--- BEGIN Provided records ---

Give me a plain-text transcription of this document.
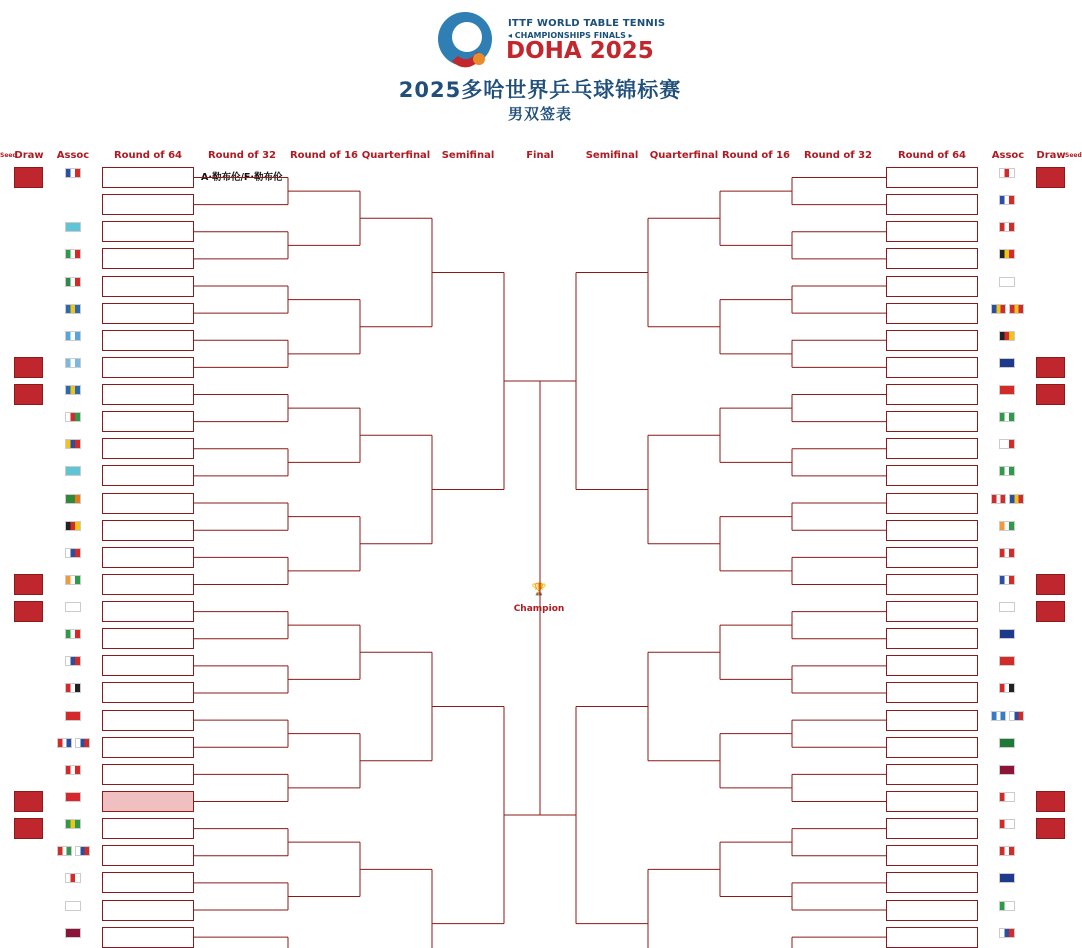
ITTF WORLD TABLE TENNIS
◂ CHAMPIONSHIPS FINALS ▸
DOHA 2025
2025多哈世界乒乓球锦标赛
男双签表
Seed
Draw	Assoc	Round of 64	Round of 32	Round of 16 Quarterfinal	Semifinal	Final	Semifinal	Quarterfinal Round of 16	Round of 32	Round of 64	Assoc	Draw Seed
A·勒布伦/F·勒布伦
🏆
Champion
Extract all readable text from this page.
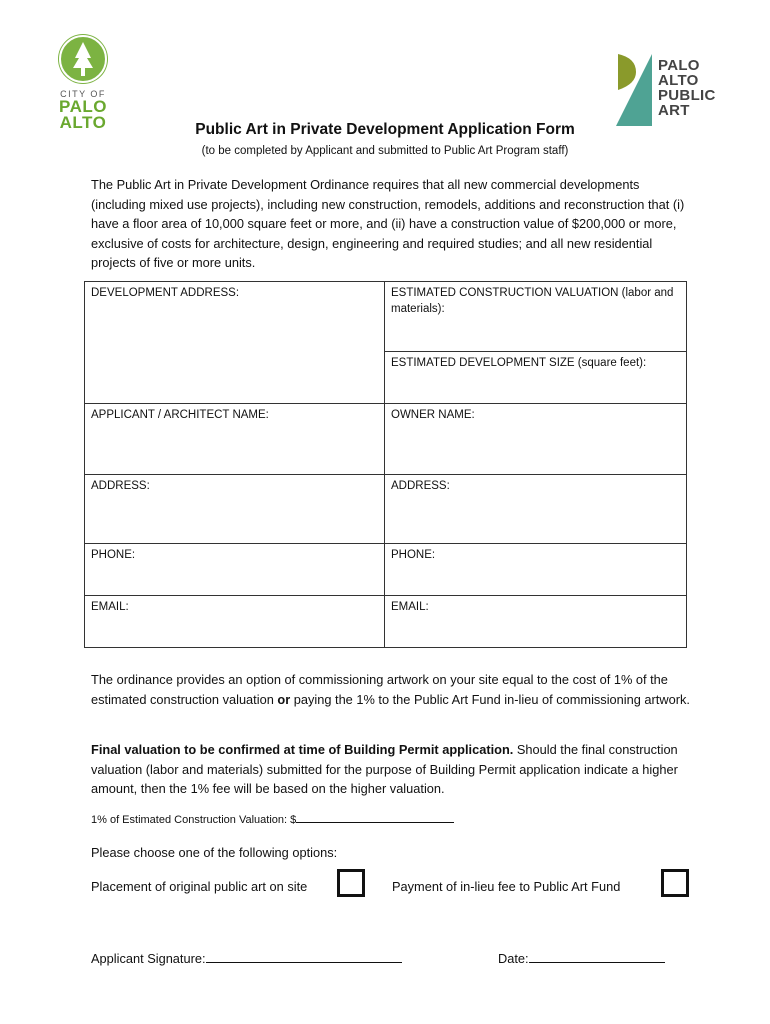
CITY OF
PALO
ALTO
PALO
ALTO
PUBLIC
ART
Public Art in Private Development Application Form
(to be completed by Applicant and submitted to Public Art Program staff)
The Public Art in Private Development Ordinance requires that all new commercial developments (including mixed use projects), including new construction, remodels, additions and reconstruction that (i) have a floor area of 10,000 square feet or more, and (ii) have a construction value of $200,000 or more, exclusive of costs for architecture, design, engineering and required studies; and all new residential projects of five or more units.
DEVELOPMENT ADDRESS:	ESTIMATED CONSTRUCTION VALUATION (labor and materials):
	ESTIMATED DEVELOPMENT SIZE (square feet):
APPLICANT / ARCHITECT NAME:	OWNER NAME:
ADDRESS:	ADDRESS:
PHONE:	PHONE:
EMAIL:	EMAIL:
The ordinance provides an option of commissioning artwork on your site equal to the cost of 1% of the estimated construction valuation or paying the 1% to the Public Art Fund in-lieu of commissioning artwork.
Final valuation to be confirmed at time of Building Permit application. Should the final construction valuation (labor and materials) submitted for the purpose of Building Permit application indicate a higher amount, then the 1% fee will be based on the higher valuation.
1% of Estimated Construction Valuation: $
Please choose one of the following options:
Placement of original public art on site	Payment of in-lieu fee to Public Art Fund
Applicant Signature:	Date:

--- END Provided records ---

[Directive]: Omit the pictures and reproduce the listing exactly.

[Response to this task]:
Give me a plain-text transcription of this document.
ITTF WORLD TABLE TENNIS
◂ CHAMPIONSHIPS FINALS ▸
DOHA 2025
2025多哈世界乒乓球锦标赛
男双签表
Seed
Draw	Assoc	Round of 64	Round of 32	Round of 16 Quarterfinal	Semifinal	Final	Semifinal	Quarterfinal Round of 16	Round of 32	Round of 64	Assoc	Draw Seed
A·勒布伦/F·勒布伦
🏆
Champion
Extract all readable text from this page.
CITY OF
PALO
ALTO
PALO
ALTO
PUBLIC
ART
Public Art in Private Development Application Form
(to be completed by Applicant and submitted to Public Art Program staff)
The Public Art in Private Development Ordinance requires that all new commercial developments (including mixed use projects), including new construction, remodels, additions and reconstruction that (i) have a floor area of 10,000 square feet or more, and (ii) have a construction value of $200,000 or more, exclusive of costs for architecture, design, engineering and required studies; and all new residential projects of five or more units.
DEVELOPMENT ADDRESS:	ESTIMATED CONSTRUCTION VALUATION (labor and materials):
	ESTIMATED DEVELOPMENT SIZE (square feet):
APPLICANT / ARCHITECT NAME:	OWNER NAME:
ADDRESS:	ADDRESS:
PHONE:	PHONE:
EMAIL:	EMAIL:
The ordinance provides an option of commissioning artwork on your site equal to the cost of 1% of the estimated construction valuation or paying the 1% to the Public Art Fund in-lieu of commissioning artwork.
Final valuation to be confirmed at time of Building Permit application. Should the final construction valuation (labor and materials) submitted for the purpose of Building Permit application indicate a higher amount, then the 1% fee will be based on the higher valuation.
1% of Estimated Construction Valuation: $
Please choose one of the following options:
Placement of original public art on site	Payment of in-lieu fee to Public Art Fund
Applicant Signature:	Date:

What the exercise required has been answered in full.